■ Task statement
Copy out every line of the material below exactly as it appears, leaving out the pictures.

■ Recorded data
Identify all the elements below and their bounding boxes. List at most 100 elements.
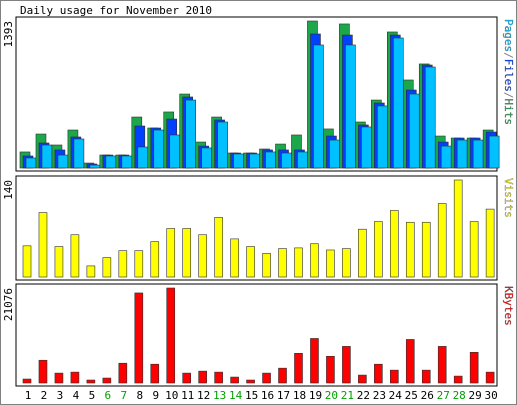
x-tick-label: 27 <box>437 389 450 402</box>
bar <box>310 338 319 384</box>
x-tick-label: 8 <box>136 389 143 402</box>
bar <box>25 157 37 169</box>
legend-entry: KBytes <box>502 286 515 326</box>
bar <box>41 144 53 169</box>
legend-separator: / <box>502 52 515 59</box>
bar <box>390 210 399 278</box>
bar <box>294 353 303 384</box>
bar <box>214 217 223 278</box>
bar <box>198 234 207 278</box>
x-tick-label: 14 <box>229 389 243 402</box>
bar <box>437 203 447 278</box>
bar <box>342 248 351 278</box>
bar <box>182 228 191 278</box>
bar <box>326 355 335 384</box>
bar <box>73 138 85 169</box>
bar <box>150 241 160 278</box>
bar <box>358 374 367 384</box>
y-tick-label: 21076 <box>2 288 15 321</box>
x-tick-label: 25 <box>405 389 418 402</box>
bar <box>485 208 495 278</box>
x-tick-label: 20 <box>325 389 338 402</box>
bar <box>246 379 255 384</box>
bar <box>57 154 69 169</box>
bar <box>472 139 484 169</box>
bar <box>294 247 303 278</box>
bar <box>198 370 207 384</box>
bar <box>424 66 436 169</box>
legend-entry: Files <box>502 59 515 92</box>
legend-separator: / <box>502 92 515 99</box>
x-tick-label: 1 <box>25 389 32 402</box>
x-tick-label: 29 <box>469 389 482 402</box>
bar <box>102 257 112 278</box>
bar <box>440 145 452 169</box>
x-tick-label: 3 <box>57 389 64 402</box>
y-tick-label: 1393 <box>2 21 15 48</box>
bar <box>281 152 292 169</box>
bar <box>86 265 96 278</box>
bar <box>421 221 431 278</box>
legend: Pages/Files/Hits <box>502 19 515 125</box>
bar <box>246 246 255 278</box>
bar <box>22 245 32 278</box>
bar <box>105 155 117 169</box>
bar <box>297 151 308 169</box>
bar <box>453 179 463 278</box>
x-tick-label: 4 <box>73 389 80 402</box>
x-tick-label: 17 <box>277 389 290 402</box>
x-tick-label: 6 <box>105 389 112 402</box>
legend-entry: Visits <box>502 178 515 218</box>
bar <box>421 369 431 384</box>
bar <box>485 371 495 384</box>
bar <box>437 346 447 384</box>
bar <box>169 134 181 169</box>
bar <box>265 151 276 169</box>
x-tick-label: 5 <box>89 389 96 402</box>
bar <box>390 369 399 384</box>
x-tick-label: 15 <box>245 389 258 402</box>
x-tick-label: 24 <box>389 389 403 402</box>
x-tick-label: 12 <box>197 389 210 402</box>
x-tick-label: 18 <box>293 389 306 402</box>
y-tick-label: 140 <box>2 180 15 200</box>
x-tick-label: 28 <box>453 389 466 402</box>
chart-title: Daily usage for November 2010 <box>20 4 212 17</box>
bar <box>342 346 351 384</box>
bar <box>329 139 340 169</box>
bar <box>233 153 244 169</box>
x-tick-label: 21 <box>341 389 354 402</box>
legend-entry: Pages <box>502 19 515 52</box>
x-tick-label: 30 <box>485 389 498 402</box>
bar <box>70 371 80 384</box>
panel-frame <box>15 175 498 281</box>
x-tick-label: 2 <box>41 389 48 402</box>
bar <box>469 352 479 384</box>
bar <box>214 371 223 384</box>
bar <box>469 221 479 278</box>
x-tick-label: 9 <box>152 389 159 402</box>
bar <box>262 253 271 278</box>
bar <box>488 135 500 169</box>
legend: Visits <box>502 178 515 218</box>
x-tick-label: 7 <box>121 389 128 402</box>
bar <box>405 339 415 384</box>
bar <box>121 155 133 169</box>
bar <box>166 228 176 278</box>
bar <box>38 359 48 384</box>
panel-frame <box>15 283 498 387</box>
bar <box>166 287 176 384</box>
bar <box>201 147 212 169</box>
bar <box>89 164 101 169</box>
bar <box>22 378 32 384</box>
legend-entry: Hits <box>502 99 515 126</box>
bar <box>137 146 149 169</box>
x-tick-label: 11 <box>181 389 194 402</box>
legend: KBytes <box>502 286 515 326</box>
bar <box>118 362 128 384</box>
bar <box>54 246 64 278</box>
bar <box>374 221 383 278</box>
x-tick-label: 13 <box>213 389 226 402</box>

■ Expected output
Identify all the elements below and their bounding boxes. List at most 100 elements.
x-tick-label: 27 <box>437 389 450 402</box>
bar <box>310 338 319 384</box>
x-tick-label: 8 <box>136 389 143 402</box>
bar <box>25 157 37 169</box>
legend-entry: KBytes <box>502 286 515 326</box>
bar <box>41 144 53 169</box>
legend-separator: / <box>502 52 515 59</box>
bar <box>390 210 399 278</box>
bar <box>294 353 303 384</box>
bar <box>214 217 223 278</box>
bar <box>198 234 207 278</box>
x-tick-label: 14 <box>229 389 243 402</box>
bar <box>437 203 447 278</box>
bar <box>342 248 351 278</box>
bar <box>182 228 191 278</box>
bar <box>326 355 335 384</box>
bar <box>73 138 85 169</box>
bar <box>150 241 160 278</box>
bar <box>358 374 367 384</box>
y-tick-label: 21076 <box>2 288 15 321</box>
x-tick-label: 25 <box>405 389 418 402</box>
bar <box>485 208 495 278</box>
x-tick-label: 20 <box>325 389 338 402</box>
bar <box>246 379 255 384</box>
bar <box>57 154 69 169</box>
bar <box>472 139 484 169</box>
bar <box>294 247 303 278</box>
bar <box>198 370 207 384</box>
bar <box>424 66 436 169</box>
legend-entry: Files <box>502 59 515 92</box>
legend-separator: / <box>502 92 515 99</box>
x-tick-label: 1 <box>25 389 32 402</box>
x-tick-label: 29 <box>469 389 482 402</box>
bar <box>102 257 112 278</box>
bar <box>440 145 452 169</box>
x-tick-label: 3 <box>57 389 64 402</box>
y-tick-label: 1393 <box>2 21 15 48</box>
bar <box>281 152 292 169</box>
bar <box>86 265 96 278</box>
bar <box>421 221 431 278</box>
legend: Pages/Files/Hits <box>502 19 515 125</box>
bar <box>246 246 255 278</box>
bar <box>22 245 32 278</box>
bar <box>105 155 117 169</box>
bar <box>297 151 308 169</box>
bar <box>453 179 463 278</box>
x-tick-label: 4 <box>73 389 80 402</box>
x-tick-label: 17 <box>277 389 290 402</box>
x-tick-label: 6 <box>105 389 112 402</box>
legend-entry: Visits <box>502 178 515 218</box>
bar <box>421 369 431 384</box>
bar <box>485 371 495 384</box>
bar <box>437 346 447 384</box>
bar <box>169 134 181 169</box>
bar <box>265 151 276 169</box>
x-tick-label: 5 <box>89 389 96 402</box>
bar <box>390 369 399 384</box>
x-tick-label: 15 <box>245 389 258 402</box>
x-tick-label: 24 <box>389 389 403 402</box>
x-tick-label: 12 <box>197 389 210 402</box>
x-tick-label: 18 <box>293 389 306 402</box>
y-tick-label: 140 <box>2 180 15 200</box>
x-tick-label: 28 <box>453 389 466 402</box>
chart-title: Daily usage for November 2010 <box>20 4 212 17</box>
bar <box>342 346 351 384</box>
bar <box>329 139 340 169</box>
bar <box>233 153 244 169</box>
x-tick-label: 21 <box>341 389 354 402</box>
legend-entry: Pages <box>502 19 515 52</box>
x-tick-label: 30 <box>485 389 498 402</box>
bar <box>70 371 80 384</box>
panel-frame <box>15 175 498 281</box>
x-tick-label: 2 <box>41 389 48 402</box>
bar <box>469 352 479 384</box>
bar <box>214 371 223 384</box>
bar <box>469 221 479 278</box>
x-tick-label: 9 <box>152 389 159 402</box>
bar <box>262 253 271 278</box>
bar <box>488 135 500 169</box>
legend: Visits <box>502 178 515 218</box>
x-tick-label: 7 <box>121 389 128 402</box>
bar <box>405 339 415 384</box>
bar <box>121 155 133 169</box>
bar <box>166 228 176 278</box>
bar <box>38 359 48 384</box>
panel-frame <box>15 283 498 387</box>
bar <box>166 287 176 384</box>
bar <box>201 147 212 169</box>
bar <box>89 164 101 169</box>
bar <box>22 378 32 384</box>
legend-entry: Hits <box>502 99 515 126</box>
bar <box>137 146 149 169</box>
x-tick-label: 11 <box>181 389 194 402</box>
legend: KBytes <box>502 286 515 326</box>
bar <box>118 362 128 384</box>
bar <box>54 246 64 278</box>
bar <box>374 221 383 278</box>
x-tick-label: 13 <box>213 389 226 402</box>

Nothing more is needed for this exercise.